Stated task> Please answer from the passage about Prospero: which god does Caliban say Prospero's art could control and make a vassal of?
━━━ Document segment ━━━
The divinization promised by Iamblichus for the theurgist is highly relevant to Prospero, who is so powerful that, throughout the play, he is repeatedly confused, conflated with, and compared to a god or gods.98 When Caliban is dismissed by Prospero after his first appearance on stage, he says in an aside that, “I must obey. His art is of such power/It would control my dam’s god, Setobos,/ And make a vassal of him.”99 Ferdinand does not compare Prospero with a god, but assumes that someone with Prospero’s powers must be a god. When he hears Ariel’s music, he says, “sure it waits upon/ Some god o’ th’ island.”100 Ariel, who knows what is going on, informs the shipwrecked court party who are responsible for banishing Prospero and Miranda from Milan that, for their:
          foul deed
The powers, delaying, not forgetting, have
Incensed the seas and shores, yea, all the creatures,
Against your peace…
…whose wraths to guard you from—
Which here, in this most desolate isle, else falls
Upon your heads—is nothing but heart’s sorrow
And a clear life ensuing.101
Prospero then congratulates Ariel for his performance, praising the fact that, “Of my instruction hast thou nothing bated/ In what thou hadst to say.”102 In other words, it is Prospero who has chosen to present himself as a punishing providence.
━━━ Data rows ━━━
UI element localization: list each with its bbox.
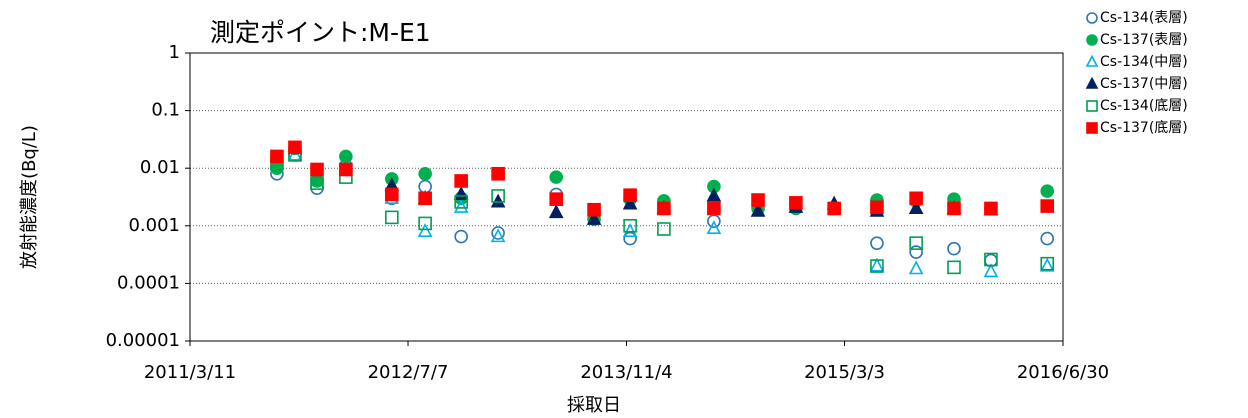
marker: [947, 201, 961, 216]
marker: [385, 210, 399, 225]
legend-marker: [1085, 76, 1099, 89]
marker: [490, 228, 506, 243]
marker: [870, 259, 884, 273]
legend-label: Cs-137(表層): [1100, 32, 1188, 48]
marker: [454, 174, 468, 188]
legend-marker: [1086, 122, 1098, 134]
marker: [706, 220, 722, 235]
legend-label: Cs-134(底層): [1100, 98, 1188, 114]
marker: [1040, 231, 1055, 246]
marker: [288, 140, 302, 155]
marker: [947, 241, 961, 256]
marker: [339, 162, 353, 177]
marker: [706, 187, 722, 202]
marker: [623, 188, 637, 202]
marker: [1040, 184, 1055, 198]
legend-marker: [1086, 100, 1098, 112]
marker: [418, 191, 432, 206]
marker: [310, 162, 324, 177]
marker: [789, 196, 803, 210]
marker: [657, 222, 671, 236]
marker: [657, 201, 671, 216]
marker: [491, 189, 505, 203]
marker: [339, 149, 353, 164]
legend-label: Cs-134(中層): [1100, 54, 1188, 70]
y-tick-label: 0.00001: [106, 330, 180, 351]
y-tick-label: 0.001: [128, 215, 180, 236]
chart-title: 測定ポイント:M-E1: [210, 18, 431, 47]
y-tick-label: 0.01: [140, 157, 180, 178]
x-tick-label: 2013/11/4: [580, 362, 672, 383]
marker: [622, 195, 638, 210]
marker: [270, 149, 284, 164]
y-axis-label: 放射能濃度(Bq/L): [19, 125, 40, 269]
marker: [827, 201, 841, 216]
marker: [549, 192, 564, 206]
legend-marker: [1086, 34, 1098, 46]
marker: [417, 223, 433, 237]
marker: [983, 263, 999, 278]
x-tick-label: 2015/3/3: [804, 362, 885, 383]
marker: [870, 200, 884, 215]
marker: [908, 200, 924, 215]
x-axis-label: 採取日: [567, 395, 621, 416]
marker: [491, 166, 505, 181]
marker: [548, 204, 564, 219]
marker: [870, 236, 884, 250]
marker: [490, 193, 506, 208]
marker: [707, 201, 721, 216]
marker: [270, 161, 284, 175]
marker: [869, 257, 885, 272]
marker: [453, 198, 469, 213]
legend-label: Cs-137(中層): [1100, 76, 1188, 92]
marker: [491, 226, 505, 240]
marker: [1039, 257, 1055, 272]
x-tick-label: 2011/3/11: [144, 362, 236, 383]
marker: [418, 166, 432, 181]
x-tick-label: 2016/6/30: [1017, 362, 1109, 383]
marker: [750, 202, 766, 217]
x-tick-label: 2012/7/7: [368, 362, 449, 383]
legend-marker: [1086, 12, 1098, 24]
marker: [418, 216, 432, 231]
legend-marker: [1085, 54, 1099, 67]
legend-label: Cs-137(底層): [1100, 120, 1188, 136]
marker: [385, 187, 399, 202]
marker: [549, 170, 564, 184]
y-tick-label: 0.0001: [117, 272, 180, 293]
marker: [984, 201, 998, 216]
marker: [622, 223, 638, 237]
marker: [908, 260, 924, 275]
marker: [586, 210, 602, 225]
marker: [587, 202, 601, 217]
marker: [623, 219, 637, 233]
marker: [454, 229, 468, 244]
marker: [909, 236, 923, 250]
marker: [1040, 199, 1055, 213]
legend-label: Cs-134(表層): [1100, 10, 1188, 26]
y-tick-label: 1: [169, 42, 180, 63]
marker: [909, 245, 923, 259]
y-tick-label: 0.1: [151, 100, 180, 121]
marker: [909, 191, 923, 206]
marker: [751, 193, 765, 207]
marker: [984, 252, 998, 267]
marker: [454, 195, 468, 209]
marker: [947, 260, 961, 275]
marker: [1040, 256, 1055, 271]
marker: [310, 176, 324, 190]
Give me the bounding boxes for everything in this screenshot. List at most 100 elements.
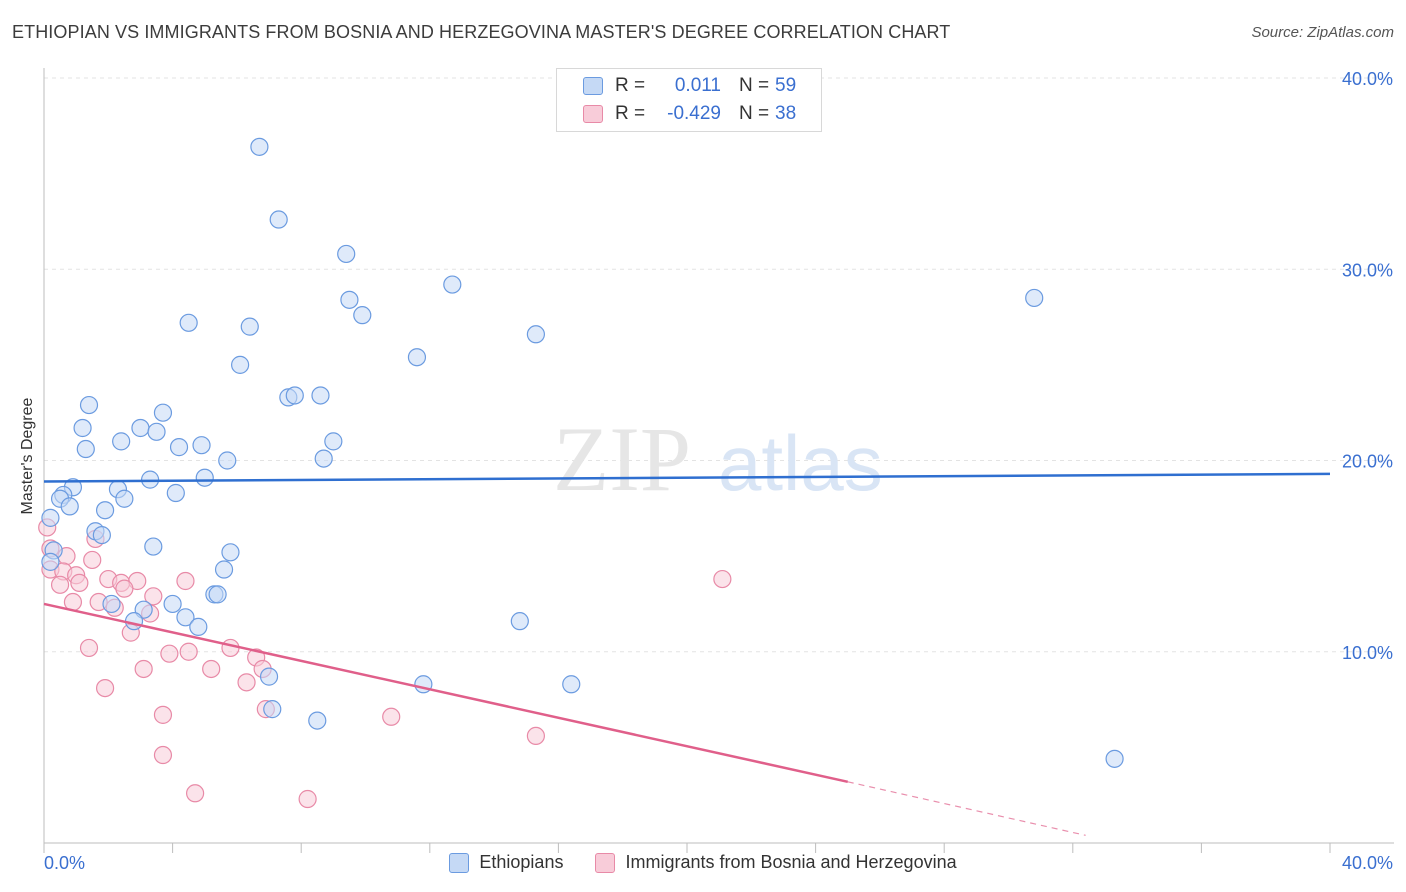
data-point-bosnia [237, 673, 256, 692]
data-point-ethiopians [153, 403, 173, 422]
legend-swatch-blue [583, 77, 603, 95]
data-point-ethiopians [41, 508, 60, 527]
data-point-bosnia [95, 678, 115, 698]
axes [43, 68, 1394, 853]
data-point-bosnia [202, 659, 221, 679]
series-ethiopians-points [41, 137, 1124, 768]
data-point-ethiopians [240, 317, 259, 336]
data-point-bosnia [50, 575, 70, 594]
data-point-bosnia [298, 789, 317, 809]
data-point-ethiopians [179, 313, 198, 332]
series-legend: Ethiopians Immigrants from Bosnia and He… [0, 852, 1406, 873]
data-point-ethiopians [144, 537, 163, 556]
source-label: Source: ZipAtlas.com [1251, 24, 1394, 41]
data-point-ethiopians [285, 386, 304, 405]
data-point-bosnia [382, 707, 401, 726]
data-point-bosnia [176, 571, 195, 591]
data-point-bosnia [134, 659, 153, 679]
data-point-ethiopians [314, 449, 333, 468]
legend-row-ethiopians: R = 0.011 N = 59 [583, 73, 796, 99]
data-point-ethiopians [1105, 749, 1124, 768]
stats-legend: R = 0.011 N = 59 R = -0.429 N = 38 [556, 68, 822, 132]
data-point-ethiopians [124, 612, 144, 631]
legend-label-ethiopians: Ethiopians [479, 852, 564, 872]
legend-label-bosnia: Immigrants from Bosnia and Herzegovina [625, 852, 957, 872]
data-point-ethiopians [340, 290, 359, 309]
data-point-ethiopians [102, 594, 121, 614]
data-point-ethiopians [443, 275, 462, 294]
data-point-ethiopians [192, 436, 211, 455]
data-point-ethiopians [73, 418, 92, 438]
trend-lines [43, 472, 1331, 836]
legend-item-ethiopians[interactable]: Ethiopians [449, 852, 563, 873]
data-point-ethiopians [76, 439, 95, 459]
data-point-ethiopians [163, 594, 182, 614]
data-point-ethiopians [407, 348, 427, 367]
data-point-ethiopians [1025, 288, 1044, 308]
data-point-bosnia [713, 569, 732, 589]
y-tick-label: 10.0% [1342, 643, 1393, 663]
data-point-ethiopians [308, 711, 327, 730]
data-point-ethiopians [131, 418, 150, 438]
data-point-bosnia [526, 726, 545, 746]
data-point-ethiopians [92, 525, 111, 545]
data-point-ethiopians [311, 386, 330, 405]
data-point-bosnia [186, 784, 205, 803]
chart-title: ETHIOPIAN VS IMMIGRANTS FROM BOSNIA AND … [12, 22, 951, 42]
data-point-ethiopians [259, 667, 279, 686]
data-point-bosnia [144, 587, 163, 606]
tick-labels: 40.0% 30.0% 20.0% 10.0% 0.0% 40.0% [44, 69, 1393, 873]
legend-swatch-pink [583, 105, 603, 123]
watermark-zip: ZIP [553, 408, 691, 510]
data-point-ethiopians [263, 700, 282, 719]
legend-n-value: 38 [775, 103, 797, 124]
trend-line-bosnia [43, 602, 849, 784]
watermark-atlas: atlas [718, 419, 883, 507]
trend-line-ethiopians [43, 472, 1331, 483]
series-bosnia-points [38, 518, 732, 809]
data-point-ethiopians [115, 489, 134, 508]
data-point-ethiopians [169, 438, 189, 457]
trend-line-bosnia-extrapolated [847, 781, 1086, 836]
legend-r-label: R = [615, 103, 646, 124]
legend-r-value: -0.429 [667, 103, 721, 124]
data-point-ethiopians [526, 325, 545, 344]
data-point-bosnia [79, 638, 99, 658]
y-tick-label: 40.0% [1342, 69, 1393, 89]
y-tick-label: 30.0% [1342, 260, 1393, 280]
data-point-ethiopians [218, 451, 237, 470]
data-point-bosnia [153, 745, 173, 765]
legend-n-label: N = [739, 103, 770, 124]
data-point-ethiopians [337, 244, 356, 264]
data-point-bosnia [153, 705, 173, 724]
data-point-ethiopians [353, 306, 372, 325]
data-point-ethiopians [147, 422, 166, 441]
legend-item-bosnia[interactable]: Immigrants from Bosnia and Herzegovina [595, 852, 957, 873]
data-point-bosnia [115, 579, 134, 598]
y-tick-label: 20.0% [1342, 452, 1393, 472]
watermark: ZIP atlas [553, 408, 883, 510]
data-point-bosnia [160, 644, 179, 663]
x-tick-label-max: 40.0% [1342, 853, 1393, 873]
legend-swatch-blue [449, 852, 470, 873]
data-point-ethiopians [269, 210, 288, 229]
data-point-ethiopians [562, 675, 581, 694]
legend-swatch-pink [595, 852, 616, 873]
data-point-bosnia [221, 638, 240, 658]
data-point-ethiopians [95, 501, 115, 520]
legend-n-value: 59 [775, 75, 797, 96]
data-point-ethiopians [189, 617, 208, 636]
data-point-ethiopians [166, 483, 185, 503]
data-point-ethiopians [176, 608, 195, 627]
data-point-ethiopians [112, 432, 131, 451]
data-point-ethiopians [250, 137, 269, 156]
data-point-ethiopians [208, 585, 227, 604]
legend-n-label: N = [739, 75, 770, 96]
data-point-ethiopians [510, 612, 529, 631]
data-point-ethiopians [60, 497, 79, 516]
data-point-bosnia [83, 550, 102, 570]
data-point-ethiopians [231, 355, 250, 374]
legend-row-bosnia: R = -0.429 N = 38 [583, 101, 796, 127]
x-tick-label-min: 0.0% [44, 853, 85, 873]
━━━
Response below> Setobos, the god of Caliban's dam.